> **What is required**
Your copy of the material must match it exactly, except that pictures are dropped.

────────

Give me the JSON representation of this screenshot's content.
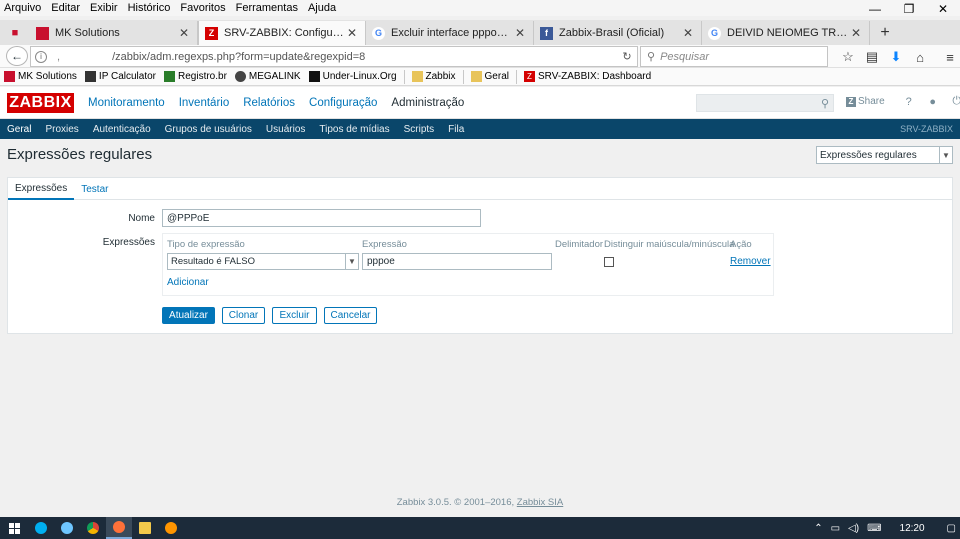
{
  "browser": {
    "menu": [
      "Arquivo",
      "Editar",
      "Exibir",
      "Histórico",
      "Favoritos",
      "Ferramentas",
      "Ajuda"
    ],
    "window_controls": [
      "—",
      "❐",
      "✕"
    ],
    "tabs": [
      {
        "label": "MK Solutions",
        "icon": "mk-flag-icon",
        "color": "#c8102e",
        "active": false
      },
      {
        "label": "SRV-ZABBIX: Configuraçã...",
        "icon": "zabbix-z-icon",
        "color": "#d40000",
        "active": true
      },
      {
        "label": "Excluir interface pppoe da ...",
        "icon": "google-g-icon",
        "color": "#4285f4",
        "active": false
      },
      {
        "label": "Zabbix-Brasil (Oficial)",
        "icon": "facebook-f-icon",
        "color": "#3b5998",
        "active": false
      },
      {
        "label": "DEIVID NEIOMEG TRASPA...",
        "icon": "google-g-icon",
        "color": "#4285f4",
        "active": false
      }
    ],
    "new_tab": "+",
    "url": "/zabbix/adm.regexps.php?form=update&regexpid=8",
    "search_placeholder": "Pesquisar",
    "bookmarks": [
      {
        "label": "MK Solutions",
        "icon": "mk-icon",
        "color": "#c8102e"
      },
      {
        "label": "IP Calculator",
        "icon": "ip-calc-icon",
        "color": "#333333"
      },
      {
        "label": "Registro.br",
        "icon": "registro-icon",
        "color": "#2a7d2a"
      },
      {
        "label": "MEGALINK",
        "icon": "megalink-icon",
        "color": "#444444"
      },
      {
        "label": "Under-Linux.Org",
        "icon": "underlinux-icon",
        "color": "#111111"
      },
      {
        "label": "Zabbix",
        "icon": "folder-icon",
        "color": "#e8c45a"
      },
      {
        "label": "Geral",
        "icon": "folder-icon",
        "color": "#e8c45a"
      },
      {
        "label": "SRV-ZABBIX: Dashboard",
        "icon": "zabbix-z-icon",
        "color": "#d40000"
      }
    ]
  },
  "zabbix": {
    "logo": "ZABBIX",
    "top_menu": [
      "Monitoramento",
      "Inventário",
      "Relatórios",
      "Configuração",
      "Administração"
    ],
    "top_menu_active": "Administração",
    "share_label": "Share",
    "sub_menu": [
      "Geral",
      "Proxies",
      "Autenticação",
      "Grupos de usuários",
      "Usuários",
      "Tipos de mídias",
      "Scripts",
      "Fila"
    ],
    "server_name": "SRV-ZABBIX",
    "page_title": "Expressões regulares",
    "page_select_value": "Expressões regulares",
    "tabs": [
      "Expressões",
      "Testar"
    ],
    "form": {
      "name_label": "Nome",
      "name_value": "@PPPoE",
      "expressions_label": "Expressões",
      "columns": [
        "Tipo de expressão",
        "Expressão",
        "Delimitador",
        "Distinguir maiúscula/minúscula",
        "Ação"
      ],
      "row": {
        "type": "Resultado é FALSO",
        "expression": "pppoe",
        "case_sensitive": false,
        "action": "Remover"
      },
      "add_link": "Adicionar"
    },
    "buttons": {
      "update": "Atualizar",
      "clone": "Clonar",
      "delete": "Excluir",
      "cancel": "Cancelar"
    },
    "footer": {
      "text": "Zabbix 3.0.5. © 2001–2016,",
      "link": "Zabbix SIA"
    }
  },
  "taskbar": {
    "clock": "12:20",
    "apps": [
      {
        "name": "skype-icon",
        "color": "#00aff0"
      },
      {
        "name": "chat-icon",
        "color": "#6ec6ff"
      },
      {
        "name": "chrome-icon",
        "color": "#f4b400"
      },
      {
        "name": "firefox-icon",
        "color": "#ff7139"
      },
      {
        "name": "file-explorer-icon",
        "color": "#f3c94b"
      },
      {
        "name": "firefox-dev-icon",
        "color": "#ff9500"
      }
    ]
  }
}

────────

> **Output of the task**
Give me the JSON representation of this screenshot's content.
{
  "browser": {
    "menu": [
      "Arquivo",
      "Editar",
      "Exibir",
      "Histórico",
      "Favoritos",
      "Ferramentas",
      "Ajuda"
    ],
    "window_controls": [
      "—",
      "❐",
      "✕"
    ],
    "tabs": [
      {
        "label": "MK Solutions",
        "icon": "mk-flag-icon",
        "color": "#c8102e",
        "active": false
      },
      {
        "label": "SRV-ZABBIX: Configuraçã...",
        "icon": "zabbix-z-icon",
        "color": "#d40000",
        "active": true
      },
      {
        "label": "Excluir interface pppoe da ...",
        "icon": "google-g-icon",
        "color": "#4285f4",
        "active": false
      },
      {
        "label": "Zabbix-Brasil (Oficial)",
        "icon": "facebook-f-icon",
        "color": "#3b5998",
        "active": false
      },
      {
        "label": "DEIVID NEIOMEG TRASPA...",
        "icon": "google-g-icon",
        "color": "#4285f4",
        "active": false
      }
    ],
    "new_tab": "+",
    "url": "/zabbix/adm.regexps.php?form=update&regexpid=8",
    "search_placeholder": "Pesquisar",
    "bookmarks": [
      {
        "label": "MK Solutions",
        "icon": "mk-icon",
        "color": "#c8102e"
      },
      {
        "label": "IP Calculator",
        "icon": "ip-calc-icon",
        "color": "#333333"
      },
      {
        "label": "Registro.br",
        "icon": "registro-icon",
        "color": "#2a7d2a"
      },
      {
        "label": "MEGALINK",
        "icon": "megalink-icon",
        "color": "#444444"
      },
      {
        "label": "Under-Linux.Org",
        "icon": "underlinux-icon",
        "color": "#111111"
      },
      {
        "label": "Zabbix",
        "icon": "folder-icon",
        "color": "#e8c45a"
      },
      {
        "label": "Geral",
        "icon": "folder-icon",
        "color": "#e8c45a"
      },
      {
        "label": "SRV-ZABBIX: Dashboard",
        "icon": "zabbix-z-icon",
        "color": "#d40000"
      }
    ]
  },
  "zabbix": {
    "logo": "ZABBIX",
    "top_menu": [
      "Monitoramento",
      "Inventário",
      "Relatórios",
      "Configuração",
      "Administração"
    ],
    "top_menu_active": "Administração",
    "share_label": "Share",
    "sub_menu": [
      "Geral",
      "Proxies",
      "Autenticação",
      "Grupos de usuários",
      "Usuários",
      "Tipos de mídias",
      "Scripts",
      "Fila"
    ],
    "server_name": "SRV-ZABBIX",
    "page_title": "Expressões regulares",
    "page_select_value": "Expressões regulares",
    "tabs": [
      "Expressões",
      "Testar"
    ],
    "form": {
      "name_label": "Nome",
      "name_value": "@PPPoE",
      "expressions_label": "Expressões",
      "columns": [
        "Tipo de expressão",
        "Expressão",
        "Delimitador",
        "Distinguir maiúscula/minúscula",
        "Ação"
      ],
      "row": {
        "type": "Resultado é FALSO",
        "expression": "pppoe",
        "case_sensitive": false,
        "action": "Remover"
      },
      "add_link": "Adicionar"
    },
    "buttons": {
      "update": "Atualizar",
      "clone": "Clonar",
      "delete": "Excluir",
      "cancel": "Cancelar"
    },
    "footer": {
      "text": "Zabbix 3.0.5. © 2001–2016,",
      "link": "Zabbix SIA"
    }
  },
  "taskbar": {
    "clock": "12:20",
    "apps": [
      {
        "name": "skype-icon",
        "color": "#00aff0"
      },
      {
        "name": "chat-icon",
        "color": "#6ec6ff"
      },
      {
        "name": "chrome-icon",
        "color": "#f4b400"
      },
      {
        "name": "firefox-icon",
        "color": "#ff7139"
      },
      {
        "name": "file-explorer-icon",
        "color": "#f3c94b"
      },
      {
        "name": "firefox-dev-icon",
        "color": "#ff9500"
      }
    ]
  }
}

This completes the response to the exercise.